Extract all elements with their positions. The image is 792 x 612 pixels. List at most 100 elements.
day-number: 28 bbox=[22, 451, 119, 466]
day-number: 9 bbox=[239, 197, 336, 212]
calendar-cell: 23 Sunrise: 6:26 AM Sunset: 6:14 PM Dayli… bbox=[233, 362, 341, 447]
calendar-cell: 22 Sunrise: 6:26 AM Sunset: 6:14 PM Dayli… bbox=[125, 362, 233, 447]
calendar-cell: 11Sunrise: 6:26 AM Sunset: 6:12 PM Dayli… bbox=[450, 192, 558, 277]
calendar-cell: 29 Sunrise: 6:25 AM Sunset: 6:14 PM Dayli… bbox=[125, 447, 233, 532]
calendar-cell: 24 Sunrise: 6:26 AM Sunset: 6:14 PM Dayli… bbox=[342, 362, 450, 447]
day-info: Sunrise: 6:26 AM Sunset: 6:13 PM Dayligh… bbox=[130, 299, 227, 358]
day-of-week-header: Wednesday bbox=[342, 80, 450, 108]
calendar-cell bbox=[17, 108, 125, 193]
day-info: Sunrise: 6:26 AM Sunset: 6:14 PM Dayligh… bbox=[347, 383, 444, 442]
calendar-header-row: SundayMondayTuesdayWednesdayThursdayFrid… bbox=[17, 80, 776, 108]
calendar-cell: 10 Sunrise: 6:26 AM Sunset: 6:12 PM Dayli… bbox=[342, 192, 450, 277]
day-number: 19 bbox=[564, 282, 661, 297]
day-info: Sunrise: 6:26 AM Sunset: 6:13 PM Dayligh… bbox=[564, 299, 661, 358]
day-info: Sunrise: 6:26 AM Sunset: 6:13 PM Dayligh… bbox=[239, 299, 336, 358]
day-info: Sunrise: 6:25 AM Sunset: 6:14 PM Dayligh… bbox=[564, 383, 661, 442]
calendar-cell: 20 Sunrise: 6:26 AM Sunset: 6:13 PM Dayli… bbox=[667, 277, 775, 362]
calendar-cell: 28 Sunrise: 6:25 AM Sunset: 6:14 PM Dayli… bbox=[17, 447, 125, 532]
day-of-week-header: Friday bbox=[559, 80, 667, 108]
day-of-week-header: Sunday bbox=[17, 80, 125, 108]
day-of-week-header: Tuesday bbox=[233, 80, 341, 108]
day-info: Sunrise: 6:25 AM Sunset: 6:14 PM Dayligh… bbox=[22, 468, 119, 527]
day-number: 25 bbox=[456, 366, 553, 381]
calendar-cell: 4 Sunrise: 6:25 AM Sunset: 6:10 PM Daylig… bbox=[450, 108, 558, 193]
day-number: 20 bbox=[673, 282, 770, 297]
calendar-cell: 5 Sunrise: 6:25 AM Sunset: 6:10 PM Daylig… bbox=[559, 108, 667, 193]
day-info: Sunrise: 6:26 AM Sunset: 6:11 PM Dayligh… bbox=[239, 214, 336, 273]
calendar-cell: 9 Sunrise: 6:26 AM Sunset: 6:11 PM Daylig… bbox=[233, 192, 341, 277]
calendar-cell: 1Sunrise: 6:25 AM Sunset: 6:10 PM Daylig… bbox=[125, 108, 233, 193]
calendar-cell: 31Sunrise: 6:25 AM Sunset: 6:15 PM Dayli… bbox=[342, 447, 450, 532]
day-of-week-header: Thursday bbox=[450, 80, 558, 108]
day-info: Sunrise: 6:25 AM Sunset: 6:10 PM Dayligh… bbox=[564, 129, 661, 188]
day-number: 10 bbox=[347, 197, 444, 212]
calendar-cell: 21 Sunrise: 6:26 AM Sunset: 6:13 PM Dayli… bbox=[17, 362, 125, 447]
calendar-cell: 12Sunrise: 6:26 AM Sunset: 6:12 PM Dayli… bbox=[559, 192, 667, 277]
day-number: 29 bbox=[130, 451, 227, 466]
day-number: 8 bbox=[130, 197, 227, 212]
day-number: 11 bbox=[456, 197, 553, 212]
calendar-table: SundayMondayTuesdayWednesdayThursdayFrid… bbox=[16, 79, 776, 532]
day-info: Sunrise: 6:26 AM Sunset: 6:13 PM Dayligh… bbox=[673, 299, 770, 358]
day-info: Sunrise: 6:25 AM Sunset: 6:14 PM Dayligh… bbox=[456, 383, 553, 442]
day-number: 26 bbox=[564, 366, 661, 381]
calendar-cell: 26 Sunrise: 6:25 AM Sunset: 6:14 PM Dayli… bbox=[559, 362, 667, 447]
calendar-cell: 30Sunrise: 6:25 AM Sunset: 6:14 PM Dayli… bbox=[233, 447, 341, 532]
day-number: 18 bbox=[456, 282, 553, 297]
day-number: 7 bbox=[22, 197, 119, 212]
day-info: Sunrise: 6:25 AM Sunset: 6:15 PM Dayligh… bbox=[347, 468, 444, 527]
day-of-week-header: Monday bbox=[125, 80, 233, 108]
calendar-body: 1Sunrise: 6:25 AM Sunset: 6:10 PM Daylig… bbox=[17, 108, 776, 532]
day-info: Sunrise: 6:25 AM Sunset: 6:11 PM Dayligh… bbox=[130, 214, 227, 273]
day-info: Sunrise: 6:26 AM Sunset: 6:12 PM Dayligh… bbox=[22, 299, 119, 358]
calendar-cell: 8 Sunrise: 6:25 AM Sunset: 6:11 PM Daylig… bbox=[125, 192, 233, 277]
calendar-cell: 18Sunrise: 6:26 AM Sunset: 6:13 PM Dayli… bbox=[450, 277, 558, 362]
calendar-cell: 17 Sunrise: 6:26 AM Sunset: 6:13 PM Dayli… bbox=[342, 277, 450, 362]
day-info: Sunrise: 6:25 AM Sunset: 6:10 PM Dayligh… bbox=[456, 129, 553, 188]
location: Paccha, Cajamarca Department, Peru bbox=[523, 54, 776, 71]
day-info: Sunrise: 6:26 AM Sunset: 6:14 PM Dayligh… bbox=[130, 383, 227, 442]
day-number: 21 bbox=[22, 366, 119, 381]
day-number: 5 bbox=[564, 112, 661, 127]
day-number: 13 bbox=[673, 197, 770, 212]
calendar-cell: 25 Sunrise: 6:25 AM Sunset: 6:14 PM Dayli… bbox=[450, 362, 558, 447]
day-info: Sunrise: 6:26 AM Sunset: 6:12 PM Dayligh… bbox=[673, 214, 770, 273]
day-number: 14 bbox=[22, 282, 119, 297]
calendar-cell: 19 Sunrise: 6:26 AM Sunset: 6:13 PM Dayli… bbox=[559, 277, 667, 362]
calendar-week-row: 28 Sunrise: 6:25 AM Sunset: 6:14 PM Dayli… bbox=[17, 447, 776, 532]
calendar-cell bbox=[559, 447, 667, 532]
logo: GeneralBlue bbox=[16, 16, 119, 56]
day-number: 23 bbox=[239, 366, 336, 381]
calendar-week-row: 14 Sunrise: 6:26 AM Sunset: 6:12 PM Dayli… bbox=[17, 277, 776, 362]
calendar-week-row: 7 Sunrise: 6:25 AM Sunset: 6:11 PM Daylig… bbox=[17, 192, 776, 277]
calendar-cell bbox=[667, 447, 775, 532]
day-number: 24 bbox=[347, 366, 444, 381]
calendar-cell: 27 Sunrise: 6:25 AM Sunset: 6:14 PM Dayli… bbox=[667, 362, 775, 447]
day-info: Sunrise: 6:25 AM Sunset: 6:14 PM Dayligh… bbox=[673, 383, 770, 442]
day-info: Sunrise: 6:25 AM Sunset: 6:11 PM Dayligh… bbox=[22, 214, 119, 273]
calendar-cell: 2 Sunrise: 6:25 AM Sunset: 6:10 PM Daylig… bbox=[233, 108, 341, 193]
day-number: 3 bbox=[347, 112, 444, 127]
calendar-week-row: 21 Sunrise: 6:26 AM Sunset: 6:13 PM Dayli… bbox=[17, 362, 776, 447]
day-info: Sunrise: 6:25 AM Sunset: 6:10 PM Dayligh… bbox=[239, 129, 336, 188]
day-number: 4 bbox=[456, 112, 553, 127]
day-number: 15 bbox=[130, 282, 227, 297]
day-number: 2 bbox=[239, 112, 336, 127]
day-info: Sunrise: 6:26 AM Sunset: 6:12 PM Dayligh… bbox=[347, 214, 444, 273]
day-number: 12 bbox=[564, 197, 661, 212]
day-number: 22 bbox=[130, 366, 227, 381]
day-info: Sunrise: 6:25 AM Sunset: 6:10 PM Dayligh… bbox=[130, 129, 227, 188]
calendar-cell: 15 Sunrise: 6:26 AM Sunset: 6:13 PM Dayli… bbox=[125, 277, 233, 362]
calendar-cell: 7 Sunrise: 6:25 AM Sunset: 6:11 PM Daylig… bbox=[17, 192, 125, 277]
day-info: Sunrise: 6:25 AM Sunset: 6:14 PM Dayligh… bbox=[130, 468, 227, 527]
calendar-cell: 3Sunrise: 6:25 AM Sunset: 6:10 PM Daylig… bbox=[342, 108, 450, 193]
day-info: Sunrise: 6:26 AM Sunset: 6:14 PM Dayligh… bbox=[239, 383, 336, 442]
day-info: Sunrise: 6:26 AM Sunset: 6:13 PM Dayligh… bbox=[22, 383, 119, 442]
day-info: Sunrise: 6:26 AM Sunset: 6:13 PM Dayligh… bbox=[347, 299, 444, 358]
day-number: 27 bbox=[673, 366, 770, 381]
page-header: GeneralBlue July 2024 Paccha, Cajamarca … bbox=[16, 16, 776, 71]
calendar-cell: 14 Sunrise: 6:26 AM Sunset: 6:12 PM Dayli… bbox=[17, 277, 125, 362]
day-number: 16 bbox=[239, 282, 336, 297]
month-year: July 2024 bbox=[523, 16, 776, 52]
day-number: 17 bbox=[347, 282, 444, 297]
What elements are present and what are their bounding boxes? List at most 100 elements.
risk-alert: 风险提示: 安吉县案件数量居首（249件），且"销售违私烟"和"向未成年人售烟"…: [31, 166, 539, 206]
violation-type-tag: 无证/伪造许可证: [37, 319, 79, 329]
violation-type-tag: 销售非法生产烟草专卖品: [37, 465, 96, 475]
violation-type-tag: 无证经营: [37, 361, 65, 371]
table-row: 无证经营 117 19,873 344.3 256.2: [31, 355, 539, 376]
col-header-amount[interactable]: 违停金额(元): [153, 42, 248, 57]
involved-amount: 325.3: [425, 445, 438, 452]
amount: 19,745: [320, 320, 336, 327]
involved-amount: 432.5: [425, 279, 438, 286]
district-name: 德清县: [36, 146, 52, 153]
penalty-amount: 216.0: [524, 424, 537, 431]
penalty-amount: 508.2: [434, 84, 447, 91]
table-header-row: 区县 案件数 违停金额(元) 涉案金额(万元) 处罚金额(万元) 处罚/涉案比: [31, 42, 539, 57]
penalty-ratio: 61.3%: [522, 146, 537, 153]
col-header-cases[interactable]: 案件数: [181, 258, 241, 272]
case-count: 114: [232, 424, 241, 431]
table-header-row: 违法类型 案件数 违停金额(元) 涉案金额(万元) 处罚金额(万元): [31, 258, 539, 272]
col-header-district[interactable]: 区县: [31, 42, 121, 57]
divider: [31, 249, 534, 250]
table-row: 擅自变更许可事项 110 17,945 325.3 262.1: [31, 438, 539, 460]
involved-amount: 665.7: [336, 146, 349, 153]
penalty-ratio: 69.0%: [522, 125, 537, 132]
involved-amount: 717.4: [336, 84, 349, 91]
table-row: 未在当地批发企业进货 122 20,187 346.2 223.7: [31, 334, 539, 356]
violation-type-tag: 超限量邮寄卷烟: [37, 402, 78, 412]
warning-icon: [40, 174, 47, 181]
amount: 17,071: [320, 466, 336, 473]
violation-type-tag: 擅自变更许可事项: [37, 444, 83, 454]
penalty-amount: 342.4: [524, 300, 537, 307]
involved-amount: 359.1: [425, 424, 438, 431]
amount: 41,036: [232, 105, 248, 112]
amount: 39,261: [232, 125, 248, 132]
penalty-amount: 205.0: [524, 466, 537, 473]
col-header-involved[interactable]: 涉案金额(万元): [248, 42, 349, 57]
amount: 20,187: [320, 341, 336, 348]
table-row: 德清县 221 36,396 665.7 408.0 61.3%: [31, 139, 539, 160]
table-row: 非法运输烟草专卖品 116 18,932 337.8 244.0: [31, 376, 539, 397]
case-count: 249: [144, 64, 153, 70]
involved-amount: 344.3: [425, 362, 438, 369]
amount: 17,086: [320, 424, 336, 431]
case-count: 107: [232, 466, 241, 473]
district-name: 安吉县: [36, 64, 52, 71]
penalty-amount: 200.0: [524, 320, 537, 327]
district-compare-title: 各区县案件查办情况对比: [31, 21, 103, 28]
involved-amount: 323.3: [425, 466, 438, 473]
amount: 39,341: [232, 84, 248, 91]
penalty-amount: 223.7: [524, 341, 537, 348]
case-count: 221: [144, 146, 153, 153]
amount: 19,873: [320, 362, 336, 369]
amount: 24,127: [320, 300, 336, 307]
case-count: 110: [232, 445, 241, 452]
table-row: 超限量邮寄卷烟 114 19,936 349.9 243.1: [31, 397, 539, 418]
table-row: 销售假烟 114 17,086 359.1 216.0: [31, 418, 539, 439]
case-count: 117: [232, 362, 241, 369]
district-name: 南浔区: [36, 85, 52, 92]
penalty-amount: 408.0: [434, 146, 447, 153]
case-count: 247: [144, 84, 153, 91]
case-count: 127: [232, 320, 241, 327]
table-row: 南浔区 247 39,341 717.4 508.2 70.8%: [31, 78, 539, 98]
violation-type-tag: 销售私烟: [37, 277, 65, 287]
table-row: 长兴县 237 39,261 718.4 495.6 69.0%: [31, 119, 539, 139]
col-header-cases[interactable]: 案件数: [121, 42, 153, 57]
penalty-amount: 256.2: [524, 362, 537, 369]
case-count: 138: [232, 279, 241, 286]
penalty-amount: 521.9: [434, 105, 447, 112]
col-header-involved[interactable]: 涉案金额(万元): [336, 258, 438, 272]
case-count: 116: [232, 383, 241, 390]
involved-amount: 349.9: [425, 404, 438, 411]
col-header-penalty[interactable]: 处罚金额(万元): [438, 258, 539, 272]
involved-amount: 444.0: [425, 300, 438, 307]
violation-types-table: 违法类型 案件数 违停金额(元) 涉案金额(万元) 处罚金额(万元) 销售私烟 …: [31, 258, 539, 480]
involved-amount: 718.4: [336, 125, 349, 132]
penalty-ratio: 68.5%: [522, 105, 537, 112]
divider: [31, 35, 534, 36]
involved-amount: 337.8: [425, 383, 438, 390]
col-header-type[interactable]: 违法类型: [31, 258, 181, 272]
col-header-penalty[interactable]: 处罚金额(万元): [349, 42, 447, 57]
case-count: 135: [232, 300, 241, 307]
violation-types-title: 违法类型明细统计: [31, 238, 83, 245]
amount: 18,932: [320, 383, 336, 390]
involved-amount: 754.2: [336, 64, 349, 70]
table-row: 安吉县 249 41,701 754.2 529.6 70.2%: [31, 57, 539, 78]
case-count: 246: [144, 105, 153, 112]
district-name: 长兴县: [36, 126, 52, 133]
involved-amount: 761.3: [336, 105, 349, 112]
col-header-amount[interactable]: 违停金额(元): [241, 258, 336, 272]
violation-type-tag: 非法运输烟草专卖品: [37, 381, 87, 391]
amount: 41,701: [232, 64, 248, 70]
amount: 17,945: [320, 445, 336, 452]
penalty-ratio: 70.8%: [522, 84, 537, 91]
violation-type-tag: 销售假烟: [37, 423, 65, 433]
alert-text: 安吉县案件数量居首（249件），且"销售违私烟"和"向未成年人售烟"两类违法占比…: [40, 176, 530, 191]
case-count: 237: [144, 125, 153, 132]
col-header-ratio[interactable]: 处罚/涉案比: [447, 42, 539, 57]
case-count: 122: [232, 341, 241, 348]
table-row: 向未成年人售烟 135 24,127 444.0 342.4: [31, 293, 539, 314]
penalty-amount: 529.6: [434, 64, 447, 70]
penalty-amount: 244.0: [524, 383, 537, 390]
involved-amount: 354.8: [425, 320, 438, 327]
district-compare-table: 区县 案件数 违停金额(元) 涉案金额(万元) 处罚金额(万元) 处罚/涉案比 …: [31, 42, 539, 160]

**Exercise objective**
Update the records from the first line through the line with "day-number: 19 bbox=[564, 282, 661, 297]" by changing "calendar-cell" to "day-cell" and leaving everything else as it is. Give only those lines.

**The completed task**
Extract all elements with their positions. The image is 792 x 612 pixels. List at most 100 elements.
day-number: 28 bbox=[22, 451, 119, 466]
day-number: 9 bbox=[239, 197, 336, 212]
day-cell: 23 Sunrise: 6:26 AM Sunset: 6:14 PM Dayli… bbox=[233, 362, 341, 447]
day-cell: 22 Sunrise: 6:26 AM Sunset: 6:14 PM Dayli… bbox=[125, 362, 233, 447]
day-cell: 11Sunrise: 6:26 AM Sunset: 6:12 PM Dayli… bbox=[450, 192, 558, 277]
day-cell: 29 Sunrise: 6:25 AM Sunset: 6:14 PM Dayli… bbox=[125, 447, 233, 532]
day-cell: 24 Sunrise: 6:26 AM Sunset: 6:14 PM Dayli… bbox=[342, 362, 450, 447]
day-info: Sunrise: 6:26 AM Sunset: 6:13 PM Dayligh… bbox=[130, 299, 227, 358]
day-of-week-header: Wednesday bbox=[342, 80, 450, 108]
day-cell bbox=[17, 108, 125, 193]
day-info: Sunrise: 6:26 AM Sunset: 6:14 PM Dayligh… bbox=[347, 383, 444, 442]
calendar-header-row: SundayMondayTuesdayWednesdayThursdayFrid… bbox=[17, 80, 776, 108]
day-cell: 10 Sunrise: 6:26 AM Sunset: 6:12 PM Dayli… bbox=[342, 192, 450, 277]
day-number: 19 bbox=[564, 282, 661, 297]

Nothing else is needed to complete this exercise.